Begin SUPPLIED DATA

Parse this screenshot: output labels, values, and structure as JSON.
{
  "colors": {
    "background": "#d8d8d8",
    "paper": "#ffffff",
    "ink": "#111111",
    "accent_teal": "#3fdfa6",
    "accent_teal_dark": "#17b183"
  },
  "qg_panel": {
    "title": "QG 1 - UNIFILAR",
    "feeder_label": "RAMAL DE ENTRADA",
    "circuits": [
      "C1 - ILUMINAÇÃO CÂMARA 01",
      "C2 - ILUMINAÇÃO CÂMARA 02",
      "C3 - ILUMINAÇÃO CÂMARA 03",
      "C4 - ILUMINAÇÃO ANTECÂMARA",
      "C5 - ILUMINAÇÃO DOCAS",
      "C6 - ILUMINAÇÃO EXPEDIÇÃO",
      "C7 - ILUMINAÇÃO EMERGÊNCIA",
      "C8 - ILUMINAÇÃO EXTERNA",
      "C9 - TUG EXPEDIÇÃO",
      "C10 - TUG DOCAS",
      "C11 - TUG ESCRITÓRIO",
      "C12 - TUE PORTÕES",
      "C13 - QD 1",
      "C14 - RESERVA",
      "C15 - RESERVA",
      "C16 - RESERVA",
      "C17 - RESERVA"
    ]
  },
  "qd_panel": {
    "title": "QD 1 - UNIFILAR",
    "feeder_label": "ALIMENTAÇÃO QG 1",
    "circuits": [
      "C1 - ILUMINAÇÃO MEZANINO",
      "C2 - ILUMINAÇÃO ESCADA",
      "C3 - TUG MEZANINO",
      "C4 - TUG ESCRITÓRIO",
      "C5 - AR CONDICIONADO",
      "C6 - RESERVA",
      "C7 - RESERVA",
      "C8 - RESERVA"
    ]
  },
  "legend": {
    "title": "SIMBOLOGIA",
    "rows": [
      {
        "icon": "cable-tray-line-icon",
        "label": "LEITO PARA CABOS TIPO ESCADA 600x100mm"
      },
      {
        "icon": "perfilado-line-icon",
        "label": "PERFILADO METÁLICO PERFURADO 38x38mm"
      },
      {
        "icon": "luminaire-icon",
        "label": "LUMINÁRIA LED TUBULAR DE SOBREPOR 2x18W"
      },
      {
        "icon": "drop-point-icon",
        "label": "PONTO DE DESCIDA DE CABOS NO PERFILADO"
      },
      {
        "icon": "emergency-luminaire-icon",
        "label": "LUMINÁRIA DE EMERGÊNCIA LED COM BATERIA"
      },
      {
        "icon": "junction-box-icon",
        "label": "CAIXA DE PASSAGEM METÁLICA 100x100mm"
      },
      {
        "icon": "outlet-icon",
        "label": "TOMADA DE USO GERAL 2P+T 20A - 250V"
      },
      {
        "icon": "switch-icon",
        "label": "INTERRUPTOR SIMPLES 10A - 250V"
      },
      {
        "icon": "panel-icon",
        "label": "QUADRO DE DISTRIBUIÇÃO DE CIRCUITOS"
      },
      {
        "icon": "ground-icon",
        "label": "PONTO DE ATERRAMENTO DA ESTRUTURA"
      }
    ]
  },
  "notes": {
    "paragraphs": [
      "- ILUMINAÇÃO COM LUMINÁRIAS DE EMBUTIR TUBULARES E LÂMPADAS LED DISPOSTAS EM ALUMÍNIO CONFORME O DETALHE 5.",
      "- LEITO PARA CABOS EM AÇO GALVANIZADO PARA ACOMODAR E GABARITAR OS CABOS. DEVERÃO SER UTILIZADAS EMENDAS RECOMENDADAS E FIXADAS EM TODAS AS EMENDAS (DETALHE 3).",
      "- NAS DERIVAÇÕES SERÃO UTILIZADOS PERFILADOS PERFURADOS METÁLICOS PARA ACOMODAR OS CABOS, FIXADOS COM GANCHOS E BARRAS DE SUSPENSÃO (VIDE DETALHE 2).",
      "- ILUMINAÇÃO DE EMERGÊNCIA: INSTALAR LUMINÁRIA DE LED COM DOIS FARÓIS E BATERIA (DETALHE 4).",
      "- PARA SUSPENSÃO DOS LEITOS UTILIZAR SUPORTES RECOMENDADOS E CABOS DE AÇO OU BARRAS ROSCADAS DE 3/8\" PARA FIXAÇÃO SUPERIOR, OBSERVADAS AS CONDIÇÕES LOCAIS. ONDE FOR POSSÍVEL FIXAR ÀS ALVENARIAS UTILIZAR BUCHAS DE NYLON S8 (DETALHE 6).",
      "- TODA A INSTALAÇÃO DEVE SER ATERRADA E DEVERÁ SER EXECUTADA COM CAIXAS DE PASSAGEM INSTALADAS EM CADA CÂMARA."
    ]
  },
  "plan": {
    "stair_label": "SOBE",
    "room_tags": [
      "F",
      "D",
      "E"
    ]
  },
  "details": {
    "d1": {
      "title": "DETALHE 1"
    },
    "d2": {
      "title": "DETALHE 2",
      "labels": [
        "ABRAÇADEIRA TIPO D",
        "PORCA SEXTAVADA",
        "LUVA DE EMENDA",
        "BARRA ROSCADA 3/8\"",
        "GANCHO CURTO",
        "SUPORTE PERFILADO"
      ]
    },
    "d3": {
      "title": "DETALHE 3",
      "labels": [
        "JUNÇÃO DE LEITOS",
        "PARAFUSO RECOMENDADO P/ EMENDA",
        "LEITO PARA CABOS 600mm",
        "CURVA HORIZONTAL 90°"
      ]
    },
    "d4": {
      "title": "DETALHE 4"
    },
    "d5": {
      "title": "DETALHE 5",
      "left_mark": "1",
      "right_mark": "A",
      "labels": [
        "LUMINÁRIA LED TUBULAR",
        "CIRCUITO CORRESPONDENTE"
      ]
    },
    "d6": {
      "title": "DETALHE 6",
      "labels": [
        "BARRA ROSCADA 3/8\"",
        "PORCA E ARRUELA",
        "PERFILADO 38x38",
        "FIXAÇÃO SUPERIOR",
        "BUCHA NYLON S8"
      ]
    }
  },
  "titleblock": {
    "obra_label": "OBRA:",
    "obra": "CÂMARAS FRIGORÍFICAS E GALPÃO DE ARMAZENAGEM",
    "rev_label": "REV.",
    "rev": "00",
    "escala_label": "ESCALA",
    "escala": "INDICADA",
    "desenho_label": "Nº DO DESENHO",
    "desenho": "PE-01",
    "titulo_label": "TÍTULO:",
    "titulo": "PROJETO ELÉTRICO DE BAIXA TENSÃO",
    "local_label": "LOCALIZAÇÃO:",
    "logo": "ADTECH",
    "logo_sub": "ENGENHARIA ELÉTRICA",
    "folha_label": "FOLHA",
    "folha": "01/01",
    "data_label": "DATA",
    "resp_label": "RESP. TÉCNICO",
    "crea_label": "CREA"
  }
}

End SUPPLIED DATA

#### EXERCISE DETAILS:
Identify every line where the string "SUSPENSÃO" appears.

#### COMPLETED TASK:
      "- NAS DERIVAÇÕES SERÃO UTILIZADOS PERFILADOS PERFURADOS METÁLICOS PARA ACOMODAR OS CABOS, FIXADOS COM GANCHOS E BARRAS DE SUSPENSÃO (VIDE DETALHE 2).",
      "- PARA SUSPENSÃO DOS LEITOS UTILIZAR SUPORTES RECOMENDADOS E CABOS DE AÇO OU BARRAS ROSCADAS DE 3/8\" PARA FIXAÇÃO SUPERIOR, OBSERVADAS AS CONDIÇÕES LOCAIS. ONDE FOR POSSÍVEL FIXAR ÀS ALVENARIAS UTILIZAR BUCHAS DE NYLON S8 (DETALHE 6).",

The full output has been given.